### [What the exercise asks]
Could you repeat the records below exactly, leaving out any pictures?

***** Supplied data *****

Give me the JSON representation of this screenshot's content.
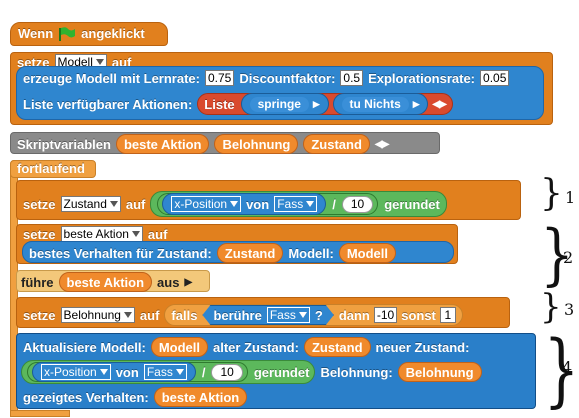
{
  "hat": {
    "when": "Wenn",
    "clicked": "angeklickt",
    "flag_color": "#2fb32f"
  },
  "set_model": {
    "set": "setze",
    "var": "Modell",
    "to": "auf"
  },
  "create_model": {
    "label": "erzeuge Modell mit Lernrate:",
    "lr": "0.75",
    "discount_label": "Discountfaktor:",
    "discount": "0.5",
    "explore_label": "Explorationsrate:",
    "explore": "0.05"
  },
  "actions": {
    "label": "Liste verfügbarer Aktionen:",
    "list": "Liste",
    "item1": "springe",
    "item2": "tu Nichts"
  },
  "script_vars": {
    "label": "Skriptvariablen",
    "v1": "beste Aktion",
    "v2": "Belohnung",
    "v3": "Zustand"
  },
  "forever": "fortlaufend",
  "set_state": {
    "set": "setze",
    "var": "Zustand",
    "to": "auf",
    "xpos": "x-Position",
    "of": "von",
    "sprite": "Fass",
    "div": "/",
    "divisor": "10",
    "round": "gerundet"
  },
  "set_best": {
    "set": "setze",
    "var": "beste Aktion",
    "to": "auf",
    "label": "bestes Verhalten für Zustand:",
    "state": "Zustand",
    "model_label": "Modell:",
    "model": "Modell"
  },
  "run": {
    "label": "führe",
    "var": "beste Aktion",
    "suffix": "aus"
  },
  "set_reward": {
    "set": "setze",
    "var": "Belohnung",
    "to": "auf",
    "if": "falls",
    "touch": "berühre",
    "sprite": "Fass",
    "q": "?",
    "then": "dann",
    "then_val": "-10",
    "else": "sonst",
    "else_val": "1"
  },
  "update": {
    "label": "Aktualisiere Modell:",
    "model": "Modell",
    "old_label": "alter Zustand:",
    "old": "Zustand",
    "new_label": "neuer Zustand:",
    "xpos": "x-Position",
    "of": "von",
    "sprite": "Fass",
    "div": "/",
    "divisor": "10",
    "round": "gerundet",
    "reward_label": "Belohnung:",
    "reward": "Belohnung",
    "shown_label": "gezeigtes Verhalten:",
    "shown": "beste Aktion"
  },
  "annotations": {
    "n1": "1",
    "n2": "2",
    "n3": "3",
    "n4": "4"
  }
}
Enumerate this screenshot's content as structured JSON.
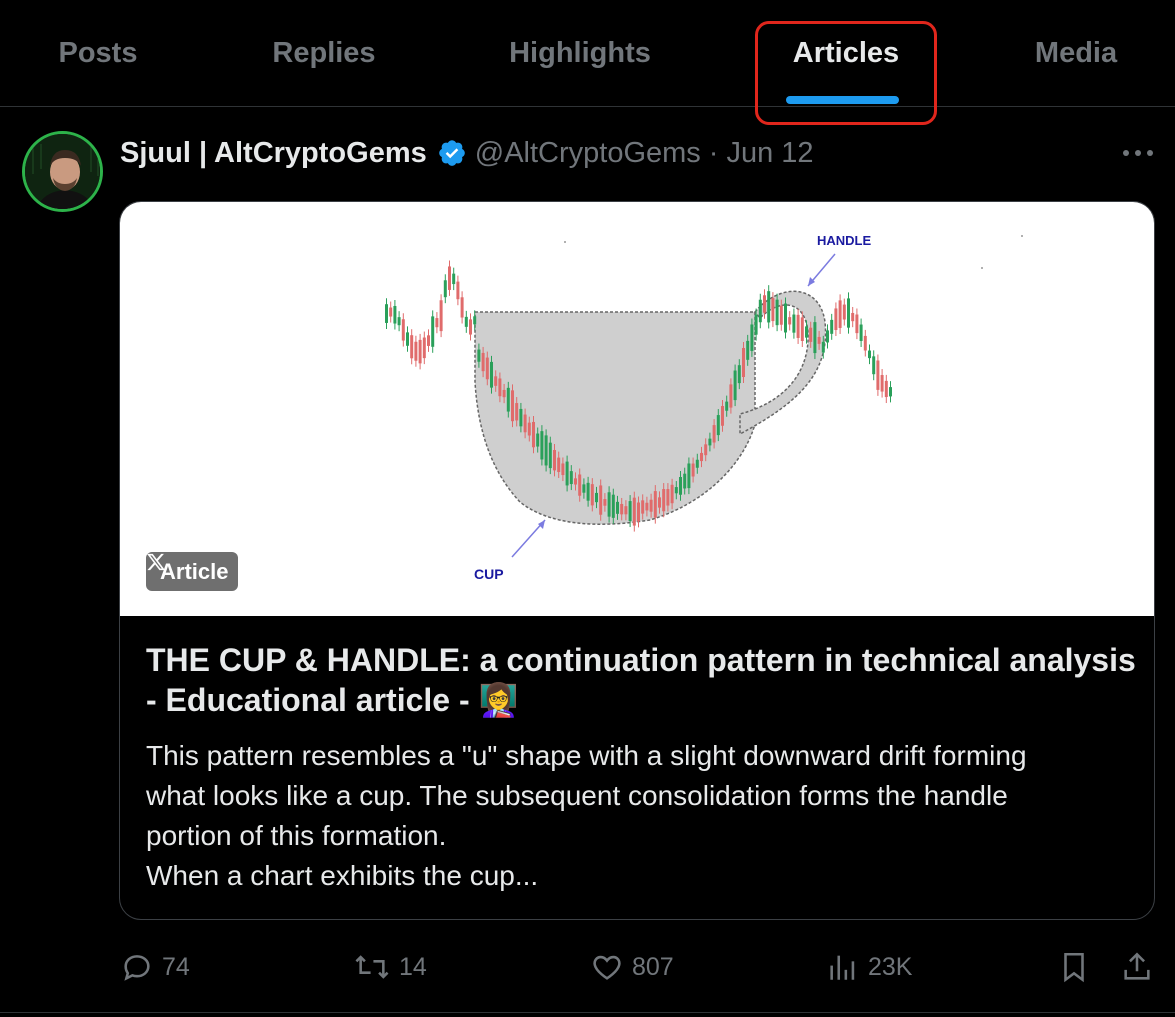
{
  "tabs": [
    {
      "label": "Posts",
      "active": false
    },
    {
      "label": "Replies",
      "active": false
    },
    {
      "label": "Highlights",
      "active": false
    },
    {
      "label": "Articles",
      "active": true
    },
    {
      "label": "Media",
      "active": false
    }
  ],
  "colors": {
    "accent": "#1d9bf0",
    "annotation_box": "#e0261c",
    "background": "#000000",
    "muted_text": "#71767b",
    "primary_text": "#e7e9ea"
  },
  "post": {
    "author_name": "Sjuul | AltCryptoGems",
    "verified": true,
    "handle": "@AltCryptoGems",
    "separator": "·",
    "date": "Jun 12",
    "article": {
      "badge_label": "Article",
      "image_labels": {
        "handle": "HANDLE",
        "cup": "CUP"
      },
      "title": "THE CUP & HANDLE: a continuation pattern in technical analysis - Educational article -",
      "title_emoji": "👩‍🏫",
      "description_lines": [
        "This pattern resembles a \"u\" shape with a slight downward drift forming",
        "what looks like a cup. The subsequent consolidation forms the handle",
        "portion of this formation.",
        "When a chart exhibits the cup..."
      ]
    },
    "stats": {
      "replies": "74",
      "reposts": "14",
      "likes": "807",
      "views": "23K"
    }
  },
  "icons": [
    "verified-badge-icon",
    "more-icon",
    "x-logo-icon",
    "reply-icon",
    "repost-icon",
    "like-icon",
    "views-icon",
    "bookmark-icon",
    "share-icon"
  ]
}
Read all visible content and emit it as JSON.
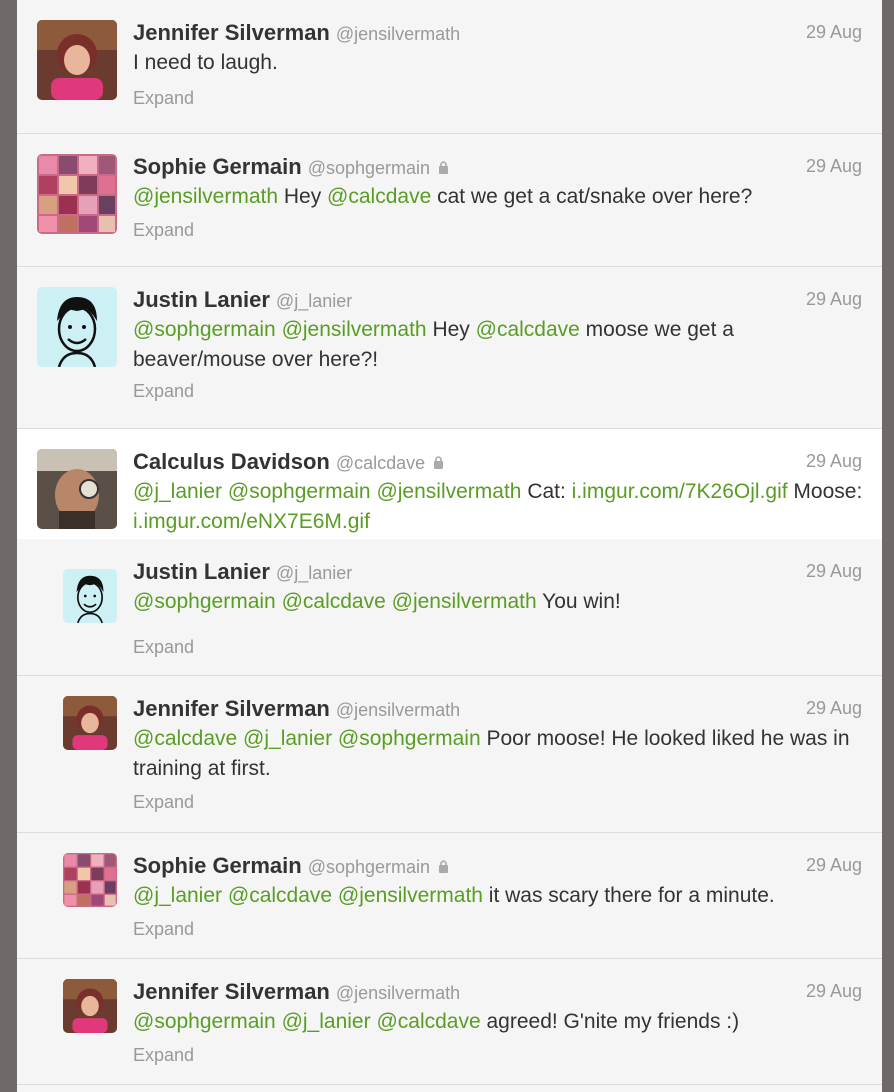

*****

### [Full answer]
Give me the JSON representation of this screenshot's content.
{
  "hat": {
    "when": "Wenn",
    "clicked": "angeklickt",
    "flag_color": "#2fb32f"
  },
  "set_model": {
    "set": "setze",
    "var": "Modell",
    "to": "auf"
  },
  "create_model": {
    "label": "erzeuge Modell mit Lernrate:",
    "lr": "0.75",
    "discount_label": "Discountfaktor:",
    "discount": "0.5",
    "explore_label": "Explorationsrate:",
    "explore": "0.05"
  },
  "actions": {
    "label": "Liste verfügbarer Aktionen:",
    "list": "Liste",
    "item1": "springe",
    "item2": "tu Nichts"
  },
  "script_vars": {
    "label": "Skriptvariablen",
    "v1": "beste Aktion",
    "v2": "Belohnung",
    "v3": "Zustand"
  },
  "forever": "fortlaufend",
  "set_state": {
    "set": "setze",
    "var": "Zustand",
    "to": "auf",
    "xpos": "x-Position",
    "of": "von",
    "sprite": "Fass",
    "div": "/",
    "divisor": "10",
    "round": "gerundet"
  },
  "set_best": {
    "set": "setze",
    "var": "beste Aktion",
    "to": "auf",
    "label": "bestes Verhalten für Zustand:",
    "state": "Zustand",
    "model_label": "Modell:",
    "model": "Modell"
  },
  "run": {
    "label": "führe",
    "var": "beste Aktion",
    "suffix": "aus"
  },
  "set_reward": {
    "set": "setze",
    "var": "Belohnung",
    "to": "auf",
    "if": "falls",
    "touch": "berühre",
    "sprite": "Fass",
    "q": "?",
    "then": "dann",
    "then_val": "-10",
    "else": "sonst",
    "else_val": "1"
  },
  "update": {
    "label": "Aktualisiere Modell:",
    "model": "Modell",
    "old_label": "alter Zustand:",
    "old": "Zustand",
    "new_label": "neuer Zustand:",
    "xpos": "x-Position",
    "of": "von",
    "sprite": "Fass",
    "div": "/",
    "divisor": "10",
    "round": "gerundet",
    "reward_label": "Belohnung:",
    "reward": "Belohnung",
    "shown_label": "gezeigtes Verhalten:",
    "shown": "beste Aktion"
  },
  "annotations": {
    "n1": "1",
    "n2": "2",
    "n3": "3",
    "n4": "4"
  }
}
Enumerate this screenshot's content as structured JSON.
{
  "tabs": [
    {
      "label": "Posts",
      "active": false
    },
    {
      "label": "Replies",
      "active": false
    },
    {
      "label": "Highlights",
      "active": false
    },
    {
      "label": "Articles",
      "active": true
    },
    {
      "label": "Media",
      "active": false
    }
  ],
  "colors": {
    "accent": "#1d9bf0",
    "annotation_box": "#e0261c",
    "background": "#000000",
    "muted_text": "#71767b",
    "primary_text": "#e7e9ea"
  },
  "post": {
    "author_name": "Sjuul | AltCryptoGems",
    "verified": true,
    "handle": "@AltCryptoGems",
    "separator": "·",
    "date": "Jun 12",
    "article": {
      "badge_label": "Article",
      "image_labels": {
        "handle": "HANDLE",
        "cup": "CUP"
      },
      "title": "THE CUP & HANDLE: a continuation pattern in technical analysis - Educational article -",
      "title_emoji": "👩‍🏫",
      "description_lines": [
        "This pattern resembles a \"u\" shape with a slight downward drift forming",
        "what looks like a cup. The subsequent consolidation forms the handle",
        "portion of this formation.",
        "When a chart exhibits the cup..."
      ]
    },
    "stats": {
      "replies": "74",
      "reposts": "14",
      "likes": "807",
      "views": "23K"
    }
  },
  "icons": [
    "verified-badge-icon",
    "more-icon",
    "x-logo-icon",
    "reply-icon",
    "repost-icon",
    "like-icon",
    "views-icon",
    "bookmark-icon",
    "share-icon"
  ]
}
Read all visible content and emit it as JSON.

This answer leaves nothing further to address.